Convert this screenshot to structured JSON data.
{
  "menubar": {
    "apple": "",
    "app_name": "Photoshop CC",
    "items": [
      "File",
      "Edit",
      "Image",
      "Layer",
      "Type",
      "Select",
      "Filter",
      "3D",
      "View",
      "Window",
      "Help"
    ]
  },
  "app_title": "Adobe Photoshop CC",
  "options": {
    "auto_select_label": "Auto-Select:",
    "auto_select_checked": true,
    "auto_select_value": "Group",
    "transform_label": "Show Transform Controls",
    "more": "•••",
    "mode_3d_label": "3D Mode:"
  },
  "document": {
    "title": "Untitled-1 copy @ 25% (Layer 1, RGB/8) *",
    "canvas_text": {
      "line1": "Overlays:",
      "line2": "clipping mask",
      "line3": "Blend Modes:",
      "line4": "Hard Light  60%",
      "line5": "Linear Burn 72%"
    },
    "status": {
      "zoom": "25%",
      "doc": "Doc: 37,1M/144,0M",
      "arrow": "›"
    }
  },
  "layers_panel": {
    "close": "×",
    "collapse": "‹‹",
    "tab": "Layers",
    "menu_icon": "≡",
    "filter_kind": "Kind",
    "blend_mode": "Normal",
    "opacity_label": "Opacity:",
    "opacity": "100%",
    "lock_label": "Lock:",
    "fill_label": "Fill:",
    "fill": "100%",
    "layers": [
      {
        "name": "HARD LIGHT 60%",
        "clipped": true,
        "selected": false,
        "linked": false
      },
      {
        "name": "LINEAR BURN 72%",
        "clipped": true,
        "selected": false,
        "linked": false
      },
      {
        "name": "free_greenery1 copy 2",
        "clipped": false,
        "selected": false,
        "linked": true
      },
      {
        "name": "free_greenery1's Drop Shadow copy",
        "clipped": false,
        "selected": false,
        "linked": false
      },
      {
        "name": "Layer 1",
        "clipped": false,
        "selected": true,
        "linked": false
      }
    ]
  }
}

◇ ◇ ◇ ◇

Objective => Copy out the material word for word and line for line.

Answer for this exercise =>
Convert this screenshot to structured JSON data.
{
  "menubar": {
    "apple": "",
    "app_name": "Photoshop CC",
    "items": [
      "File",
      "Edit",
      "Image",
      "Layer",
      "Type",
      "Select",
      "Filter",
      "3D",
      "View",
      "Window",
      "Help"
    ]
  },
  "app_title": "Adobe Photoshop CC",
  "options": {
    "auto_select_label": "Auto-Select:",
    "auto_select_checked": true,
    "auto_select_value": "Group",
    "transform_label": "Show Transform Controls",
    "more": "•••",
    "mode_3d_label": "3D Mode:"
  },
  "document": {
    "title": "Untitled-1 copy @ 25% (Layer 1, RGB/8) *",
    "canvas_text": {
      "line1": "Overlays:",
      "line2": "clipping mask",
      "line3": "Blend Modes:",
      "line4": "Hard Light  60%",
      "line5": "Linear Burn 72%"
    },
    "status": {
      "zoom": "25%",
      "doc": "Doc: 37,1M/144,0M",
      "arrow": "›"
    }
  },
  "layers_panel": {
    "close": "×",
    "collapse": "‹‹",
    "tab": "Layers",
    "menu_icon": "≡",
    "filter_kind": "Kind",
    "blend_mode": "Normal",
    "opacity_label": "Opacity:",
    "opacity": "100%",
    "lock_label": "Lock:",
    "fill_label": "Fill:",
    "fill": "100%",
    "layers": [
      {
        "name": "HARD LIGHT 60%",
        "clipped": true,
        "selected": false,
        "linked": false
      },
      {
        "name": "LINEAR BURN 72%",
        "clipped": true,
        "selected": false,
        "linked": false
      },
      {
        "name": "free_greenery1 copy 2",
        "clipped": false,
        "selected": false,
        "linked": true
      },
      {
        "name": "free_greenery1's Drop Shadow copy",
        "clipped": false,
        "selected": false,
        "linked": false
      },
      {
        "name": "Layer 1",
        "clipped": false,
        "selected": true,
        "linked": false
      }
    ]
  }
}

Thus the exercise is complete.